● Given problem
Your task is to copy every line of this material exactly.

Dataset rows about figures:
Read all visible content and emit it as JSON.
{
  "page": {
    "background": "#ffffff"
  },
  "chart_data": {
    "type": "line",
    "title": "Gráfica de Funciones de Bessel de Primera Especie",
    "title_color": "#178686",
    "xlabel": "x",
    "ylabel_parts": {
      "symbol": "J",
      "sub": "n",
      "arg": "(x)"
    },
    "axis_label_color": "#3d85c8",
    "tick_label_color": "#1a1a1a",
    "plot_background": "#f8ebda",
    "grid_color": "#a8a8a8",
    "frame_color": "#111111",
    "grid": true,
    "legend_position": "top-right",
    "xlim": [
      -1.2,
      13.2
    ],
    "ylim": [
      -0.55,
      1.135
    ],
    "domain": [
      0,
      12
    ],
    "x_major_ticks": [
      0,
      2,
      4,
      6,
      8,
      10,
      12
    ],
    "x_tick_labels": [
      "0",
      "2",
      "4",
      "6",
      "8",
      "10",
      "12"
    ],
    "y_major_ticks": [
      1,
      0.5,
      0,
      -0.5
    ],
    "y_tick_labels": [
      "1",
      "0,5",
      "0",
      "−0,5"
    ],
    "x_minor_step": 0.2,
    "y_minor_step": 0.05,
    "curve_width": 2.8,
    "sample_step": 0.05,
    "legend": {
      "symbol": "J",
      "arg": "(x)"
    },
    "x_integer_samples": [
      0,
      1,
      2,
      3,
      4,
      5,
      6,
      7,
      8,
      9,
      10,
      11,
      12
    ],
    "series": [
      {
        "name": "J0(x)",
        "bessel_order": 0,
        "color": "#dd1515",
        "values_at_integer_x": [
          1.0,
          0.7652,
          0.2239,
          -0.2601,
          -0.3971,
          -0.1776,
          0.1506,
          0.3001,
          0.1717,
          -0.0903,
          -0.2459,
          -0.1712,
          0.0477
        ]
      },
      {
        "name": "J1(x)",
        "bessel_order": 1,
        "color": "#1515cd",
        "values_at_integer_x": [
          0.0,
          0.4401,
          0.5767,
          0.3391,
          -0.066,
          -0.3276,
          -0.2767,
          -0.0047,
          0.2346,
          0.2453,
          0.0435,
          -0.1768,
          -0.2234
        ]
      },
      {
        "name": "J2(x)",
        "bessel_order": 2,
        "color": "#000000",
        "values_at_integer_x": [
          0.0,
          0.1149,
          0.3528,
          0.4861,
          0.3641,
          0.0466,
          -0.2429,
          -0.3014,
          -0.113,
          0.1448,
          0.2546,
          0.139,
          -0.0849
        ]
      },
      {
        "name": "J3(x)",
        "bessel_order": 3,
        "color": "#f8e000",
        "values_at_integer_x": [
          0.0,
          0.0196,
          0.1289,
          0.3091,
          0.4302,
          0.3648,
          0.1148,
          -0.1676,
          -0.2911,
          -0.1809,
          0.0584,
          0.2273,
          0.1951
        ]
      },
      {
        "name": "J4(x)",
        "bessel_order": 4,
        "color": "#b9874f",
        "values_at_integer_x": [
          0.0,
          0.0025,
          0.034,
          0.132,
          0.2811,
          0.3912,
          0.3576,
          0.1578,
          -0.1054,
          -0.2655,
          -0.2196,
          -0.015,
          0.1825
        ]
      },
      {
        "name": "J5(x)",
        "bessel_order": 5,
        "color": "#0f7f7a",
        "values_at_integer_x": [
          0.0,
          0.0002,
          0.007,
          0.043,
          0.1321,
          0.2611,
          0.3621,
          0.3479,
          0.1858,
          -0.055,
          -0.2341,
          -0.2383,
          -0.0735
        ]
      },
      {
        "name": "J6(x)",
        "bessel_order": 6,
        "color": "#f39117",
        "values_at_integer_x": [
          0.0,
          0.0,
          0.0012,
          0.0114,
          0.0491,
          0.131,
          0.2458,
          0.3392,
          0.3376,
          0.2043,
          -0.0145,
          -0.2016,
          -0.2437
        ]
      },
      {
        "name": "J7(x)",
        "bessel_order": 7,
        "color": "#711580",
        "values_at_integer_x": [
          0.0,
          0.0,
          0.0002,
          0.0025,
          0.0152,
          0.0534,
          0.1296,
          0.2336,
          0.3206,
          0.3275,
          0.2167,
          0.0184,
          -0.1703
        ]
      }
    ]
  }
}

● Answer to the exercise
Read all visible content and emit it as JSON.
{
  "page": {
    "background": "#ffffff"
  },
  "chart_data": {
    "type": "line",
    "title": "Gráfica de Funciones de Bessel de Primera Especie",
    "title_color": "#178686",
    "xlabel": "x",
    "ylabel_parts": {
      "symbol": "J",
      "sub": "n",
      "arg": "(x)"
    },
    "axis_label_color": "#3d85c8",
    "tick_label_color": "#1a1a1a",
    "plot_background": "#f8ebda",
    "grid_color": "#a8a8a8",
    "frame_color": "#111111",
    "grid": true,
    "legend_position": "top-right",
    "xlim": [
      -1.2,
      13.2
    ],
    "ylim": [
      -0.55,
      1.135
    ],
    "domain": [
      0,
      12
    ],
    "x_major_ticks": [
      0,
      2,
      4,
      6,
      8,
      10,
      12
    ],
    "x_tick_labels": [
      "0",
      "2",
      "4",
      "6",
      "8",
      "10",
      "12"
    ],
    "y_major_ticks": [
      1,
      0.5,
      0,
      -0.5
    ],
    "y_tick_labels": [
      "1",
      "0,5",
      "0",
      "−0,5"
    ],
    "x_minor_step": 0.2,
    "y_minor_step": 0.05,
    "curve_width": 2.8,
    "sample_step": 0.05,
    "legend": {
      "symbol": "J",
      "arg": "(x)"
    },
    "x_integer_samples": [
      0,
      1,
      2,
      3,
      4,
      5,
      6,
      7,
      8,
      9,
      10,
      11,
      12
    ],
    "series": [
      {
        "name": "J0(x)",
        "bessel_order": 0,
        "color": "#dd1515",
        "values_at_integer_x": [
          1.0,
          0.7652,
          0.2239,
          -0.2601,
          -0.3971,
          -0.1776,
          0.1506,
          0.3001,
          0.1717,
          -0.0903,
          -0.2459,
          -0.1712,
          0.0477
        ]
      },
      {
        "name": "J1(x)",
        "bessel_order": 1,
        "color": "#1515cd",
        "values_at_integer_x": [
          0.0,
          0.4401,
          0.5767,
          0.3391,
          -0.066,
          -0.3276,
          -0.2767,
          -0.0047,
          0.2346,
          0.2453,
          0.0435,
          -0.1768,
          -0.2234
        ]
      },
      {
        "name": "J2(x)",
        "bessel_order": 2,
        "color": "#000000",
        "values_at_integer_x": [
          0.0,
          0.1149,
          0.3528,
          0.4861,
          0.3641,
          0.0466,
          -0.2429,
          -0.3014,
          -0.113,
          0.1448,
          0.2546,
          0.139,
          -0.0849
        ]
      },
      {
        "name": "J3(x)",
        "bessel_order": 3,
        "color": "#f8e000",
        "values_at_integer_x": [
          0.0,
          0.0196,
          0.1289,
          0.3091,
          0.4302,
          0.3648,
          0.1148,
          -0.1676,
          -0.2911,
          -0.1809,
          0.0584,
          0.2273,
          0.1951
        ]
      },
      {
        "name": "J4(x)",
        "bessel_order": 4,
        "color": "#b9874f",
        "values_at_integer_x": [
          0.0,
          0.0025,
          0.034,
          0.132,
          0.2811,
          0.3912,
          0.3576,
          0.1578,
          -0.1054,
          -0.2655,
          -0.2196,
          -0.015,
          0.1825
        ]
      },
      {
        "name": "J5(x)",
        "bessel_order": 5,
        "color": "#0f7f7a",
        "values_at_integer_x": [
          0.0,
          0.0002,
          0.007,
          0.043,
          0.1321,
          0.2611,
          0.3621,
          0.3479,
          0.1858,
          -0.055,
          -0.2341,
          -0.2383,
          -0.0735
        ]
      },
      {
        "name": "J6(x)",
        "bessel_order": 6,
        "color": "#f39117",
        "values_at_integer_x": [
          0.0,
          0.0,
          0.0012,
          0.0114,
          0.0491,
          0.131,
          0.2458,
          0.3392,
          0.3376,
          0.2043,
          -0.0145,
          -0.2016,
          -0.2437
        ]
      },
      {
        "name": "J7(x)",
        "bessel_order": 7,
        "color": "#711580",
        "values_at_integer_x": [
          0.0,
          0.0,
          0.0002,
          0.0025,
          0.0152,
          0.0534,
          0.1296,
          0.2336,
          0.3206,
          0.3275,
          0.2167,
          0.0184,
          -0.1703
        ]
      }
    ]
  }
}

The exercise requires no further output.